Ando lendo o romance AS
BENEVOLENTES, do Jonathan Littell (Rio de Janeiro, Objetiva, 2007) e já superei
uma boa metade do volumoso livro. A narrativa é chocante, ali vemos que todas
as leis e todos os marcos civilizatórios foram derrogados. Um delírio coletivo
sanguinário tomou conta de toda a gente na Alemanha de Hitler. Penso que algo
equivalente deu-se com a revolução bolchevique, tão sanguinária e tão genocida
quanto. Diálogos inseridos pelo próprio Littell demonstram o parentesco ente o
nazismo e o comunismo.
Littell, como Thomas Mann, fez
do seu personagem um doutor. No caso, em Direito. Muito apropriado que um
doutor em Direito, leitor de Kant, tenha aceitado alegremente ser um carrasco
da SS. O próprio Doutor Fausto encarnado. O que choca no nazismo não é que o
populacho, sempre infame e de instintos baixos e primitivos, tenha tido as
rédeas do poder. Não! Foram os sofisticados intelectuais que aderiram sem peias
ao irracionalismo homicida que redundou na hecatombe da II Guerra Mundial.
[Importa observar que no
Brasil algo semelhante tem acontecido com a nossa classe letrada em relação ao
PT. Alegremente deram sua adesão e seu consentimento. Por sorte este partido
não teve forças para o terceiro mandato de Lula e não conseguiu governar o
Estado de São Paulo, o que impediu até agora a tentação autoritária de governar
por decreto. Mas o anseio para estar acima do bem e do mal não é escondido
pelos petistas e é questão de tempo e oportunidade que se sintam à vontade para
negar os valores elementares da civilização. Como na Alemanha, a adesão dos
letrados se deu em simultâneo com a adesão dos empresários. Por isso que não há
oposição no Brasil, como não houve oposição a Hitler.]
Nos últimos anos tenho tentado
me dar uma resposta para essa questão da perda dos valores civilizacionais, o
mergulho no irracionalismo genocida. A resposta que encontrei está no âmbito da
filosofia política, com o respectivo desdobramento no campo do Direito. O corte
essencial se deu no Renascimento, com a emergência do Estado nacional, e a
Reforma, que deificou o direito positivo. A reviravolta na ciência política,
desde Maquiavel, levou à superação do direito natural. Desde então a fonte do
Direito deixou de ser transcendente para se escorar unicamente no poder do
príncipe. Esse foi o declínio civilizacional que abriu caminho para todos os
crimes amparados nas razões de Estado, que temos visto desde as guerras
religiosas.
O abandono do direito natural
consolidou-se nos juristas do século XVII, especialmente com Hobbes e Grocius.
Então a expressão direito natural passou a designar algo diverso do que até
então se entendia por ela. A fonte do Direito foi transferida para a razão, o
que equivale a dizer: para o príncipe. O golpe final veio com a democracia de
voto universal, que deu às massas o poder de demandar seus preconceitos e
instintos baixos para o governante, que se viu na contingência de procurar
atende-las. Governar deixou de ser a busca do bem comum para ser o cultivo das
multidões insaciáveis.
★ ★ ★ ★
_Objetivo do exercício_
Por favor, liste todos os nomes de lugares geográficos (cidades, países ou estados) citados no texto sobre o romance As Benevolentes, sem repetir nenhum.

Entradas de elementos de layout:
★ ★ ★ ★
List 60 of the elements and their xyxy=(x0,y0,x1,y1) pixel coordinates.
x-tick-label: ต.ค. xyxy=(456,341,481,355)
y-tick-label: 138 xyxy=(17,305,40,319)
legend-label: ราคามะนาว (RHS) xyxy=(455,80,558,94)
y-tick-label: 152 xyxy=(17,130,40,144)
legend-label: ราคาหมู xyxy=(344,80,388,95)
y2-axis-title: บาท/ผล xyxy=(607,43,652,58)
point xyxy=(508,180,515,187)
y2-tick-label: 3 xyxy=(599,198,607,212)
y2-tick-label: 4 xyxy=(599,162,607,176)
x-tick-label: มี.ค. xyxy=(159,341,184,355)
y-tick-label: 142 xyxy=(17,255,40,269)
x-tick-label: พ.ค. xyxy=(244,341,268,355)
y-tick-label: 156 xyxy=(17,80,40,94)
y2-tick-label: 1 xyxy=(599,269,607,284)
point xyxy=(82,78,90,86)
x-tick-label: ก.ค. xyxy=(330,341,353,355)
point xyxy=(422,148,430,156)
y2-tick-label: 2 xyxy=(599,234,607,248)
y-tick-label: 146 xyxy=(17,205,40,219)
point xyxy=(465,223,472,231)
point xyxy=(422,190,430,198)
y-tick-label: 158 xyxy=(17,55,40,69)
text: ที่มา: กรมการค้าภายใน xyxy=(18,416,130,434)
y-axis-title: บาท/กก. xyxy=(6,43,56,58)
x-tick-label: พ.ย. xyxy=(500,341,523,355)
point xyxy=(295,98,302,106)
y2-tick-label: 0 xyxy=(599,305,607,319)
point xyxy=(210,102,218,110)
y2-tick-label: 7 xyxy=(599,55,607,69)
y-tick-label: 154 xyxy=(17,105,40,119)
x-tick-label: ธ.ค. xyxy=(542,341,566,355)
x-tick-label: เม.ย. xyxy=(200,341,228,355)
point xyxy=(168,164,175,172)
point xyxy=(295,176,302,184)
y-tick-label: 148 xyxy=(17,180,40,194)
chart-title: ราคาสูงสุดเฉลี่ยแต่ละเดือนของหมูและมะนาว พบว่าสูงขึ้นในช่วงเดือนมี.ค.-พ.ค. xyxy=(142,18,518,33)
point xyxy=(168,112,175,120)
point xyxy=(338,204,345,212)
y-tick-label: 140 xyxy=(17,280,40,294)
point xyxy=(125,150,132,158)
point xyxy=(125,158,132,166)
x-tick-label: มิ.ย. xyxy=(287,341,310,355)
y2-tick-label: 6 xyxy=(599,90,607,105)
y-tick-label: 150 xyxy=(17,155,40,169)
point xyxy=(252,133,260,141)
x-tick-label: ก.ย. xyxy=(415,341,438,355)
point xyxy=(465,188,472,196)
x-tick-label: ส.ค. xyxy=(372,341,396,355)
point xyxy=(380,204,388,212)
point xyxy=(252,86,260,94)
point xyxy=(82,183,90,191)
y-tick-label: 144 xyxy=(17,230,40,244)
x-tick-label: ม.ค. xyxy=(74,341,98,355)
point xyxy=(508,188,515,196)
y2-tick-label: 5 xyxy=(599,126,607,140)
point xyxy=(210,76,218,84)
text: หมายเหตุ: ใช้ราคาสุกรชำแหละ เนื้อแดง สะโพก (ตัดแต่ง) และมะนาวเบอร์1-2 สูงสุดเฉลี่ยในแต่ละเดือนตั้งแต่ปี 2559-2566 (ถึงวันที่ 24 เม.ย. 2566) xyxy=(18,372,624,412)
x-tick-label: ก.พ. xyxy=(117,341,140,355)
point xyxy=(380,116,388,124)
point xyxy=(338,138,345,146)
★ ★ ★ ★
_Exercício resolvido_
Rio de Janeiro
Alemanha
Brasil
Estado de São Paulo